** start Task input **

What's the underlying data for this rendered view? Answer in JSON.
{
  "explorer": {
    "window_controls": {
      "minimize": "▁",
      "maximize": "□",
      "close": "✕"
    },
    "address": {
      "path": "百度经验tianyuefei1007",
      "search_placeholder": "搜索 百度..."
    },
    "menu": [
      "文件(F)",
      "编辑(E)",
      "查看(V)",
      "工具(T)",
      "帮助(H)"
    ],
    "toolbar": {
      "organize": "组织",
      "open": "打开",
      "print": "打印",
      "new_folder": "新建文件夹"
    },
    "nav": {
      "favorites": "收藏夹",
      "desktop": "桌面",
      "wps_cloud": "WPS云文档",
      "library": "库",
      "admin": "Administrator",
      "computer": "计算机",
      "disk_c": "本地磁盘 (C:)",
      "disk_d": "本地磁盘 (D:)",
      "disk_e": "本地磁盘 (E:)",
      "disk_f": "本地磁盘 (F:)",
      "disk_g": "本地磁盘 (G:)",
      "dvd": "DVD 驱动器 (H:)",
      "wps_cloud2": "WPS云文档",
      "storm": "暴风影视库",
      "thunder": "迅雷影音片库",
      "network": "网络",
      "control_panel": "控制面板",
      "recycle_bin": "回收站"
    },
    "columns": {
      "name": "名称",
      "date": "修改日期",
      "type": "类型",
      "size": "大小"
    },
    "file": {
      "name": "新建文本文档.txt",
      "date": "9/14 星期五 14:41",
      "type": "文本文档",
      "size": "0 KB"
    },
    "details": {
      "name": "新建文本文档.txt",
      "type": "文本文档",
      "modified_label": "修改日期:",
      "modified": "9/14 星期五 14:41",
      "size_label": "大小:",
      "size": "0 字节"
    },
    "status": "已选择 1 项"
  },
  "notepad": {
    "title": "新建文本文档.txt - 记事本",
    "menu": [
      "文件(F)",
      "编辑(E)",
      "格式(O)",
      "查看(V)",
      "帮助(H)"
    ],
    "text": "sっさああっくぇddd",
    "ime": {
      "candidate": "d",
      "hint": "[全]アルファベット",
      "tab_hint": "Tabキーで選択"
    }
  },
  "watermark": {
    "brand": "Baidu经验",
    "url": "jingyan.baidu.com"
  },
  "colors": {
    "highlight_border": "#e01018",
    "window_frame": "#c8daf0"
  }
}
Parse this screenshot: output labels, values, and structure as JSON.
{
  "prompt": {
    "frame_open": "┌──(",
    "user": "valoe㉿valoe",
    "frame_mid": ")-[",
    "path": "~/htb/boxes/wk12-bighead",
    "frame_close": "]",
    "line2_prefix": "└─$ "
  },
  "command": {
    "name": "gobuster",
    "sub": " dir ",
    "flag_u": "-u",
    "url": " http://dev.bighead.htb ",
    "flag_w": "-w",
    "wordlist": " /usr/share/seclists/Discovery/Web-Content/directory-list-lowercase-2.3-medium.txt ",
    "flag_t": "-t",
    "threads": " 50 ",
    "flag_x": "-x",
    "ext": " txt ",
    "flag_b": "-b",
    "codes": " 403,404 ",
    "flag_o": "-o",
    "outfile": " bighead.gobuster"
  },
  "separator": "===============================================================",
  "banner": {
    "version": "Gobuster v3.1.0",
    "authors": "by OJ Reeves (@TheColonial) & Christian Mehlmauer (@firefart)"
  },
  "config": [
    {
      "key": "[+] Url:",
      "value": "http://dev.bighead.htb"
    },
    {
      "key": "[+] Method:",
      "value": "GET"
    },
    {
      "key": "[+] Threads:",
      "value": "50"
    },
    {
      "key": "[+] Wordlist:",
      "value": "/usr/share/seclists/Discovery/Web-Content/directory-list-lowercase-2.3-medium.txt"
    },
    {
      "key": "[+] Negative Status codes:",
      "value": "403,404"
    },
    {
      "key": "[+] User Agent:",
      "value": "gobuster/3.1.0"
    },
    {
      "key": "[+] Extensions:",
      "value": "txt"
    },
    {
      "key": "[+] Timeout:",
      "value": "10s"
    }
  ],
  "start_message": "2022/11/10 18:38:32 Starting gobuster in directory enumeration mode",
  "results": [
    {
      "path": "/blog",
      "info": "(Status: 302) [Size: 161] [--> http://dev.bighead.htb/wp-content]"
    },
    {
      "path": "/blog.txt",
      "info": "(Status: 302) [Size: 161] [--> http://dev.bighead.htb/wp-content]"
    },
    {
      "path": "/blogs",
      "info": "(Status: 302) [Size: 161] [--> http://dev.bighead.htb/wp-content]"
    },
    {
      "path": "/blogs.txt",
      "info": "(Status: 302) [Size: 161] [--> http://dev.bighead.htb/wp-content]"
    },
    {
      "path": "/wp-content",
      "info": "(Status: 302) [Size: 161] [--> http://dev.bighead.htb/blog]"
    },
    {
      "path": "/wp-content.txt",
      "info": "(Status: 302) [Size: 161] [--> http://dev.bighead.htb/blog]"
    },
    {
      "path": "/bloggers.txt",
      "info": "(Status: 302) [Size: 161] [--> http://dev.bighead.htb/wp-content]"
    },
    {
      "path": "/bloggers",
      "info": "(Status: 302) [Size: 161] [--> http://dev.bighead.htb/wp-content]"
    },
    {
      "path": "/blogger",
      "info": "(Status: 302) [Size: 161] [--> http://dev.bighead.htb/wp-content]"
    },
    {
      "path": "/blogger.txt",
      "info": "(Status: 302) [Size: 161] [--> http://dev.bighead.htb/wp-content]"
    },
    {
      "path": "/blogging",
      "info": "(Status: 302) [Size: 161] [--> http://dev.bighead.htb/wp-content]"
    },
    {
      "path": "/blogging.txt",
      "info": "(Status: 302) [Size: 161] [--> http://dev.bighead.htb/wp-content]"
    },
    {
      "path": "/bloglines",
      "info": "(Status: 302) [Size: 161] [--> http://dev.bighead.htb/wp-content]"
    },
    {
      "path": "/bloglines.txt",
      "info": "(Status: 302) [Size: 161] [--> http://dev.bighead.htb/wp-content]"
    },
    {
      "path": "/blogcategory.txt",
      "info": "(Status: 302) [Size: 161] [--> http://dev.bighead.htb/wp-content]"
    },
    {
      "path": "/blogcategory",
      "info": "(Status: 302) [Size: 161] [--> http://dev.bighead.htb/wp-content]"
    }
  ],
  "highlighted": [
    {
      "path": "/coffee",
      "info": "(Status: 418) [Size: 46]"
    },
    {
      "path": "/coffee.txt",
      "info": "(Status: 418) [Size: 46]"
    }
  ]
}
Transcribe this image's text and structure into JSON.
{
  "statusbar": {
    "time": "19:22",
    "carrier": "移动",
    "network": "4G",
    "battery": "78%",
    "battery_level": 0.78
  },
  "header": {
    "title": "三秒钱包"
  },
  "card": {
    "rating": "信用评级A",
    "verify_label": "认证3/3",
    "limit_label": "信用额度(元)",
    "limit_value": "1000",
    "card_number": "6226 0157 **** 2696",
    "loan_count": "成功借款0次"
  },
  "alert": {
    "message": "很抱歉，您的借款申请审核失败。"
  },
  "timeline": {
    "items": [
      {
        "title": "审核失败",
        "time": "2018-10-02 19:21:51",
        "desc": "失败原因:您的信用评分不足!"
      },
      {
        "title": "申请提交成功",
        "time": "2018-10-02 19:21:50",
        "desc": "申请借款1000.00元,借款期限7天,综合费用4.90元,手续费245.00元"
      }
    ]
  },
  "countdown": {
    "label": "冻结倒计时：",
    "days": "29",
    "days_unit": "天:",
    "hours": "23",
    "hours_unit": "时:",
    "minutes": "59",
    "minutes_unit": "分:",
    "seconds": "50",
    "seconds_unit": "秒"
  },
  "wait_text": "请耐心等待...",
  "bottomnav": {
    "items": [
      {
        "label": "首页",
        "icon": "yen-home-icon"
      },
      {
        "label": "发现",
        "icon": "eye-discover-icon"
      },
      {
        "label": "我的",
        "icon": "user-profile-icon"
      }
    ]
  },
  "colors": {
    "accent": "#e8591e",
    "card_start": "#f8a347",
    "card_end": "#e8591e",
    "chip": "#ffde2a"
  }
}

** end Task input **

In the records above, locate each line with the word "directory". Copy all such lines.

Output:
    "wordlist": " /usr/share/seclists/Discovery/Web-Content/directory-list-lowercase-2.3-medium.txt ",
      "value": "/usr/share/seclists/Discovery/Web-Content/directory-list-lowercase-2.3-medium.txt"
  "start_message": "2022/11/10 18:38:32 Starting gobuster in directory enumeration mode",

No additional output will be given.